HENRY "HARRY" BROWN BAKER
(American, 1868-1941)
Cowgirl on a Bronco and Cowboy on a Bronco
gouache on illustration board
cowgirl: 20 x 15 in., cowboy: 22 x 15 in.
Provenance: From the artist to his New Jersey landlord; by the descent to the landlord's granddaughter; to Shane Newell, the Baker Studio Collection, Massachusetts.
Other Notes: Stamped H.B. Baker, Harry Brown Baker (1868-1941) Frank Alva Parsons New School, verso.
Grogan & Company thanks Dr. Alan McNairn, a former curator of the National Gallery of Canada, for providing the below information about the artist.
Harry (given name Henry) Brown Baker was born in 1868 in Spencer, West Virginia. At age fifteen Baker travelled west and settled in Shawnee, Kansas. It was perhaps Frederic Remington's success in peddling pictures in Kansas City to locals that inspired Harry Baker to seek firsthand material for his own art.
After marrying Maude Claire Hainer of Emporia, Kansas, in 1897, Harry Brown Baker moved with his bride to Oklahoma City where he earned a living as a travelling salesman for the McAlester Fuel Company of McAlester, located in the Choctaw region of Indian Territory. Travelling through Indian Territory that had been opened to white settlement by the Indian Appropriations Act of 1889, Baker was a witness to the clash of cultures on the southern frontier and the life of cowboys and settlers. With the exception of some inspiration from Remington, it is probable that Baker was a self-taught artist. He achieved a measure of success in selling his work to eastern publishing companies as illustrations for use in the bourgeoning market for low-priced books of adventure stories about life in the west.

**SET TASK 1**: Decide whether each statement agrees with the catalog entry, answering yes or no and quoting the words that settle it: (a) Baker was born in Spencer, West Virginia; (b) Baker settled in Shawnee, Kansas, at age twenty; (c) the two works are oil on canvas.
**SET TASK 2**: Rewrite the part of the catalog entry that opens with the words "Other Notes: Stamped" and closes with "his own art.", putting "Wichita" in place of "Shawnee".
The listing that comes next is separate material, apart from the catalog entry.

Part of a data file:
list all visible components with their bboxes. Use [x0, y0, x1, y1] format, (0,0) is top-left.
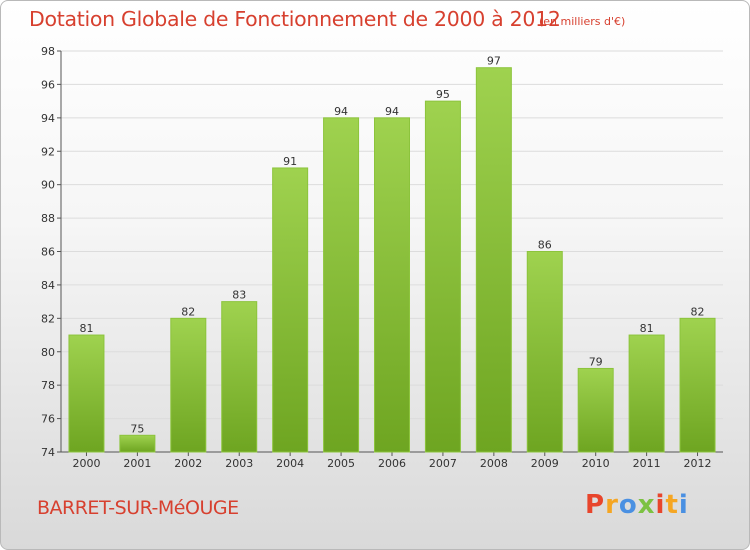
brand-letter: i [655, 490, 666, 520]
data-label: 94 [334, 105, 348, 118]
data-label: 94 [385, 105, 399, 118]
y-tick-label: 96 [41, 78, 55, 91]
chart-title: Dotation Globale de Fonctionnement de 20… [29, 7, 561, 31]
data-label: 81 [640, 322, 654, 335]
bar [526, 251, 563, 453]
data-label: 82 [691, 305, 705, 318]
x-tick-label: 2003 [225, 457, 253, 470]
data-label: 91 [283, 155, 297, 168]
x-tick-label: 2006 [378, 457, 406, 470]
brand-letter: r [605, 490, 619, 520]
brand-letter: i [678, 490, 689, 520]
bar-chart: 74 76 78 80 82 84 86 88 90 92 94 96 98 2000 81 2001 75 20… [41, 45, 723, 470]
data-label: 97 [487, 55, 501, 68]
bar [374, 117, 410, 453]
x-tick-label: 2005 [327, 457, 355, 470]
bar [221, 301, 258, 453]
y-tick-label: 74 [41, 446, 55, 459]
bar [475, 67, 512, 453]
x-tick-label: 2002 [174, 457, 202, 470]
brand-letter: o [618, 490, 638, 520]
bars [68, 67, 716, 453]
data-label: 79 [589, 355, 603, 368]
data-label: 86 [538, 239, 552, 252]
labels: 74 76 78 80 82 84 86 88 90 92 94 96 98 2000 81 2001 75 20… [41, 45, 712, 470]
x-tick-label: 2009 [531, 457, 559, 470]
x-tick-label: 2010 [582, 457, 610, 470]
bar [68, 334, 105, 453]
y-tick-label: 86 [41, 246, 55, 259]
data-label: 95 [436, 88, 450, 101]
y-tick-label: 98 [41, 45, 55, 58]
y-tick-label: 84 [41, 279, 55, 292]
x-tick-label: 2000 [72, 457, 100, 470]
commune-name: BARRET-SUR-MéOUGE [37, 497, 239, 519]
bar [272, 167, 309, 453]
bar [170, 317, 207, 453]
data-label: 83 [232, 289, 246, 302]
bar [323, 117, 360, 453]
data-label: 82 [181, 305, 195, 318]
brand-letter: x [637, 490, 656, 520]
x-tick-label: 2011 [633, 457, 661, 470]
bar [119, 434, 156, 453]
y-tick-label: 82 [41, 312, 55, 325]
bar [577, 367, 614, 453]
y-tick-label: 88 [41, 212, 55, 225]
brand-letter: P [585, 490, 606, 520]
y-tick-label: 80 [41, 346, 55, 359]
brand-letter: t [665, 490, 679, 520]
x-tick-label: 2008 [480, 457, 508, 470]
y-tick-label: 90 [41, 179, 55, 192]
x-tick-label: 2012 [684, 457, 712, 470]
y-tick-label: 78 [41, 379, 55, 392]
bar [628, 334, 665, 453]
bar [679, 317, 716, 453]
proxiti-logo[interactable]: Proxiti [585, 490, 689, 520]
bar [424, 100, 461, 453]
y-tick-label: 76 [41, 413, 55, 426]
chart-unit: (en milliers d'€) [539, 15, 626, 28]
x-tick-label: 2004 [276, 457, 304, 470]
x-tick-label: 2001 [123, 457, 151, 470]
y-tick-label: 94 [41, 112, 55, 125]
x-tick-label: 2007 [429, 457, 457, 470]
data-label: 75 [130, 422, 144, 435]
data-label: 81 [79, 322, 93, 335]
y-tick-label: 92 [41, 145, 55, 158]
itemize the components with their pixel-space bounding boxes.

**FULL SOLUTION 1**:
(a) Yes: "born in 1868 in Spencer, West Virginia"
(b) No: "At age fifteen Baker travelled west and settled in Shawnee, Kansas"
(c) No: "gouache on illustration board"

**FULL SOLUTION 2**:
Other Notes: Stamped H.B. Baker, Harry Brown Baker (1868-1941) Frank Alva Parsons New School, verso.
Grogan & Company thanks Dr. Alan McNairn, a former curator of the National Gallery of Canada, for providing the below information about the artist.
Harry (given name Henry) Brown Baker was born in 1868 in Spencer, West Virginia. At age fifteen Baker travelled west and settled in Wichita, Kansas. It was perhaps Frederic Remington's success in peddling pictures in Kansas City to locals that inspired Harry Baker to seek firsthand material for his own art.